**Given task**
Using the entries that follow, collect the lines where the word "axis" appears.

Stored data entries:
□ □ □ □ □ □ □

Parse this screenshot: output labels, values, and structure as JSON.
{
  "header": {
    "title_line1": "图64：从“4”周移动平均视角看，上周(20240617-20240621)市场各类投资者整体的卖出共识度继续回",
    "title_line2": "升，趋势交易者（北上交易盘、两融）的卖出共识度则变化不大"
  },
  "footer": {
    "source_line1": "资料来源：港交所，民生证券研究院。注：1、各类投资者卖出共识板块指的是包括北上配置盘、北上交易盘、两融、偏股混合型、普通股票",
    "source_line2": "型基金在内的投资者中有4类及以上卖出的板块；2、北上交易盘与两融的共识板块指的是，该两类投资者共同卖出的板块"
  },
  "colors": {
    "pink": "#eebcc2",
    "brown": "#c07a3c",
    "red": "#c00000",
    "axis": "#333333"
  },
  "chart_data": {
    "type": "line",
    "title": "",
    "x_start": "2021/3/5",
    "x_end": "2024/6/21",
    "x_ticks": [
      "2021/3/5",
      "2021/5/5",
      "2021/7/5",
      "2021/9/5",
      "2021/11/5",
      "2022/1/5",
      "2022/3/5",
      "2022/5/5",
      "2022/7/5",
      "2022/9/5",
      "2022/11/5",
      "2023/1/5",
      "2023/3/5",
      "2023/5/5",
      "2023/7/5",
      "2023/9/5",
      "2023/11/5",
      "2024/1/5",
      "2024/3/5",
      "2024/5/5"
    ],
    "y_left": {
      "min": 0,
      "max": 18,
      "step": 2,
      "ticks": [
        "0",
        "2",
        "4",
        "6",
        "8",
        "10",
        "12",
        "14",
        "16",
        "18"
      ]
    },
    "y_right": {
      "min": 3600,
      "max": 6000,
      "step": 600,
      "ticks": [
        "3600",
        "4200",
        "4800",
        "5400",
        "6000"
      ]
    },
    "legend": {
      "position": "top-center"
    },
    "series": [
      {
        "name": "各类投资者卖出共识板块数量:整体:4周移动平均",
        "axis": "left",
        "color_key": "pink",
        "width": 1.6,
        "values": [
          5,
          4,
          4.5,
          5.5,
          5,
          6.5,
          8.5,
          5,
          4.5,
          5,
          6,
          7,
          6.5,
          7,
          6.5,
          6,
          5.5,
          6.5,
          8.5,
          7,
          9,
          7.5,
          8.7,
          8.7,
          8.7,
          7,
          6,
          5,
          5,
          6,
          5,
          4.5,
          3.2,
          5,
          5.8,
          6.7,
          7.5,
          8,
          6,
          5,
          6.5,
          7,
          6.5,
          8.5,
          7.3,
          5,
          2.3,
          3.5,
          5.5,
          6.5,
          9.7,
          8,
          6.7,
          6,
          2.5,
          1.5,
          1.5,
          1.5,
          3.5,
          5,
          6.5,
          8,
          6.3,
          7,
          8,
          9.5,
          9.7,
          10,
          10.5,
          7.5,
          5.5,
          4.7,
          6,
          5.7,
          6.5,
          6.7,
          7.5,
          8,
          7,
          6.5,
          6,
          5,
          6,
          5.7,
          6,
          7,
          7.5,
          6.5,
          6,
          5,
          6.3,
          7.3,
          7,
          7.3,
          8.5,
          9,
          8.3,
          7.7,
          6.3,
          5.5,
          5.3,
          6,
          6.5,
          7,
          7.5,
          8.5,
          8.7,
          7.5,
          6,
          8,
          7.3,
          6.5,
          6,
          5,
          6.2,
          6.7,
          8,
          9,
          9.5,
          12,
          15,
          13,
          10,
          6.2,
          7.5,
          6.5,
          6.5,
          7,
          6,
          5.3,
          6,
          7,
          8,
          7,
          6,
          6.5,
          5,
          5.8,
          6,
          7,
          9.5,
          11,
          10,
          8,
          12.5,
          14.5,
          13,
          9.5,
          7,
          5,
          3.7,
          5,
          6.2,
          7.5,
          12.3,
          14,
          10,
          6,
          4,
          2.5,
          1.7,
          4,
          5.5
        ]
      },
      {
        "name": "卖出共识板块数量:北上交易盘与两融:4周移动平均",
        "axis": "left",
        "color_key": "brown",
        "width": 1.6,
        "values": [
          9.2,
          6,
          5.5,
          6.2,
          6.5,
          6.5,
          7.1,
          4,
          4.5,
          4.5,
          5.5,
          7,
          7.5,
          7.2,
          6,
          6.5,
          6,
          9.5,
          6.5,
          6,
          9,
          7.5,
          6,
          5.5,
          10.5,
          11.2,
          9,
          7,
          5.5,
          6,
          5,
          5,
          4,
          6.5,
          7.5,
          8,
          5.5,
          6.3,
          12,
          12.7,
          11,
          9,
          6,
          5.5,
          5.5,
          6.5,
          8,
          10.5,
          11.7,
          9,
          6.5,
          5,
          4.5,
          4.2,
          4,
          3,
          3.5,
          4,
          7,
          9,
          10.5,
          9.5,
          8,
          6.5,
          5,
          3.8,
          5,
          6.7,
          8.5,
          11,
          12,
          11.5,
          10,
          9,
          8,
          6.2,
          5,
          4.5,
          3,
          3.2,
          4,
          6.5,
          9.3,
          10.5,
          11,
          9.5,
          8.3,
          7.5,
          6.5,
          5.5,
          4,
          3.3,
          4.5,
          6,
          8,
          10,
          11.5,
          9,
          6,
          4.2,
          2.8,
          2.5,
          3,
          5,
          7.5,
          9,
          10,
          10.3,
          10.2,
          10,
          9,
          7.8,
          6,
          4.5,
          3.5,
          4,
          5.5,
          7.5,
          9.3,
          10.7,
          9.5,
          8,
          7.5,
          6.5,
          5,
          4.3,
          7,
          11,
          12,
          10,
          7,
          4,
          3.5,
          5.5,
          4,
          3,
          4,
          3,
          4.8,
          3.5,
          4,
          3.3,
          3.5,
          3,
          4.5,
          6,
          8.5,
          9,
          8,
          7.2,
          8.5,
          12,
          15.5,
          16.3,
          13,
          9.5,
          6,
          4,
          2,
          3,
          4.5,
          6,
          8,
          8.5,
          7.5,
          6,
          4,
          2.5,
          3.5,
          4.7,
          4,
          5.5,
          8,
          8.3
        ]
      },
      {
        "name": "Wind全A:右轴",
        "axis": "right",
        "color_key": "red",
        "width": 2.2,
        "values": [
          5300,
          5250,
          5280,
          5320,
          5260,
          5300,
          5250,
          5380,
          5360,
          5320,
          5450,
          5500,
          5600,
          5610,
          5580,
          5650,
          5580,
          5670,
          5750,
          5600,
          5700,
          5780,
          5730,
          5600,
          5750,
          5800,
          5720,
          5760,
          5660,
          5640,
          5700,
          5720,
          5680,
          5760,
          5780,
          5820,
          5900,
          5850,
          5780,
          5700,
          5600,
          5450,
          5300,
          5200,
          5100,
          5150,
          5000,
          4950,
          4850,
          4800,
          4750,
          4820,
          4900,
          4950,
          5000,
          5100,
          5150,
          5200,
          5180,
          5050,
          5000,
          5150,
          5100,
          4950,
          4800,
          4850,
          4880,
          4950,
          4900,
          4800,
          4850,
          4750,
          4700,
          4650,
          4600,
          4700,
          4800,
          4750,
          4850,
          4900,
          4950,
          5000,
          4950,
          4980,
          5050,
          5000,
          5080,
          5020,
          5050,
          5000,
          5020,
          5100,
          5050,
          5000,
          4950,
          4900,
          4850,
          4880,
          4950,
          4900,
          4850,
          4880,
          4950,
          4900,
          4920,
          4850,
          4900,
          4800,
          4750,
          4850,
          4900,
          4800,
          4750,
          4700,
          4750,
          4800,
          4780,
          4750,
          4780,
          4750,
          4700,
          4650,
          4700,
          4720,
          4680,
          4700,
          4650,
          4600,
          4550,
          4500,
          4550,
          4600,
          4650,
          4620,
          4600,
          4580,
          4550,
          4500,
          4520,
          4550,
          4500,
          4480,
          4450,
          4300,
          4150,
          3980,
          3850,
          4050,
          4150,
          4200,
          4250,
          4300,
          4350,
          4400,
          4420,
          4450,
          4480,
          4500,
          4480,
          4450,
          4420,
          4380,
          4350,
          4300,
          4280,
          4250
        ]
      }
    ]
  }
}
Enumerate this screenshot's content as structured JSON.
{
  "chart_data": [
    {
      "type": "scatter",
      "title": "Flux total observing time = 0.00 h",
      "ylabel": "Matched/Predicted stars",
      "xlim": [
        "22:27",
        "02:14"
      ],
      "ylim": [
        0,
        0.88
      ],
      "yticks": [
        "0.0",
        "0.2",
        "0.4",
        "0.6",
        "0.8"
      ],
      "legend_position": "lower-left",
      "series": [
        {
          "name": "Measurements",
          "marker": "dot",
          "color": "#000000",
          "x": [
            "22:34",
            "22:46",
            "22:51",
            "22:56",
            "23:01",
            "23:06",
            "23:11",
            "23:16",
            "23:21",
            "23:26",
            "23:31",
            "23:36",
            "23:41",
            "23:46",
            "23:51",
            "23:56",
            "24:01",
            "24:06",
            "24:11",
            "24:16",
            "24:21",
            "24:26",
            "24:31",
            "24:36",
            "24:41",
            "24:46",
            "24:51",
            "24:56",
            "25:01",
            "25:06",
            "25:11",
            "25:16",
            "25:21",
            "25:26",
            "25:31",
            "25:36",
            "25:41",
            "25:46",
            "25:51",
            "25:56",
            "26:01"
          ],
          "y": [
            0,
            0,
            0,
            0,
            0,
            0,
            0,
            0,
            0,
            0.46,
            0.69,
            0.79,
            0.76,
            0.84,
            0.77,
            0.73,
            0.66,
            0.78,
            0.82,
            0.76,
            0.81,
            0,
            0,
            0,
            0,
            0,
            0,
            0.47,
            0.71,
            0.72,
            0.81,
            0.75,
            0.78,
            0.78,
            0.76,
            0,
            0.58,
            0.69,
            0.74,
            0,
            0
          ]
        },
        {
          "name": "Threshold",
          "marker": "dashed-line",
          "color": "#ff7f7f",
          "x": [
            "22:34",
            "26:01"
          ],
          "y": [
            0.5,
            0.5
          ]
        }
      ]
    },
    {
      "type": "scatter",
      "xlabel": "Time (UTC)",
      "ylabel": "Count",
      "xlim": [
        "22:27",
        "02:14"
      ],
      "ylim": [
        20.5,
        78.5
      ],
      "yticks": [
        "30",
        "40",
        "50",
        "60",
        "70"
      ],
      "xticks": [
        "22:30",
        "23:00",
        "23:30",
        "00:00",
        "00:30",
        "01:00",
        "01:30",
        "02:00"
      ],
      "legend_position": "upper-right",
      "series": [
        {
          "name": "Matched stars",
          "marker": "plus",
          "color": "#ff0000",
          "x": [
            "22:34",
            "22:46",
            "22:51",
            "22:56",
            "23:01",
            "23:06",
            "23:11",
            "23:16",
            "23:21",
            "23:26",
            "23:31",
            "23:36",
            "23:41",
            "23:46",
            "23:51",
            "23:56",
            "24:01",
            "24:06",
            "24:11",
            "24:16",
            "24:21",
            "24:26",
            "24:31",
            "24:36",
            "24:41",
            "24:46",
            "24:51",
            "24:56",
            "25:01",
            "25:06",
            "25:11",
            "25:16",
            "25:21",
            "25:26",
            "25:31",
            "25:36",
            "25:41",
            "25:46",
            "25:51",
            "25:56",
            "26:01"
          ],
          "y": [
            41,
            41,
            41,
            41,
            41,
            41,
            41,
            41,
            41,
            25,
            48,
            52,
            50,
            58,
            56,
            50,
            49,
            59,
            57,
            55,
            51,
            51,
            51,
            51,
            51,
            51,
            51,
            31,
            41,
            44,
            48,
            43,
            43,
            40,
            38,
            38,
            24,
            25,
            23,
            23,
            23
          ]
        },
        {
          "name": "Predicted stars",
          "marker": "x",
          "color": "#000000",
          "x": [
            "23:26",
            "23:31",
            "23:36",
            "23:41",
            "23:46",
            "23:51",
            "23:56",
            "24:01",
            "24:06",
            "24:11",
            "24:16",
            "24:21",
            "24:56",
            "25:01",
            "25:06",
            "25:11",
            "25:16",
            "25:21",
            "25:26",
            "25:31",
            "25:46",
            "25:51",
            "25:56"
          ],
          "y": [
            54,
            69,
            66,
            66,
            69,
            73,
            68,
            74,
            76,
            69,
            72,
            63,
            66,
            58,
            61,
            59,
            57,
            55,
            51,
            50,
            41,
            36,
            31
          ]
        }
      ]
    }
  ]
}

□ □ □ □ □ □ □

**Task result**
    "axis": "#333333"
        "axis": "left",
        "axis": "left",
        "axis": "right",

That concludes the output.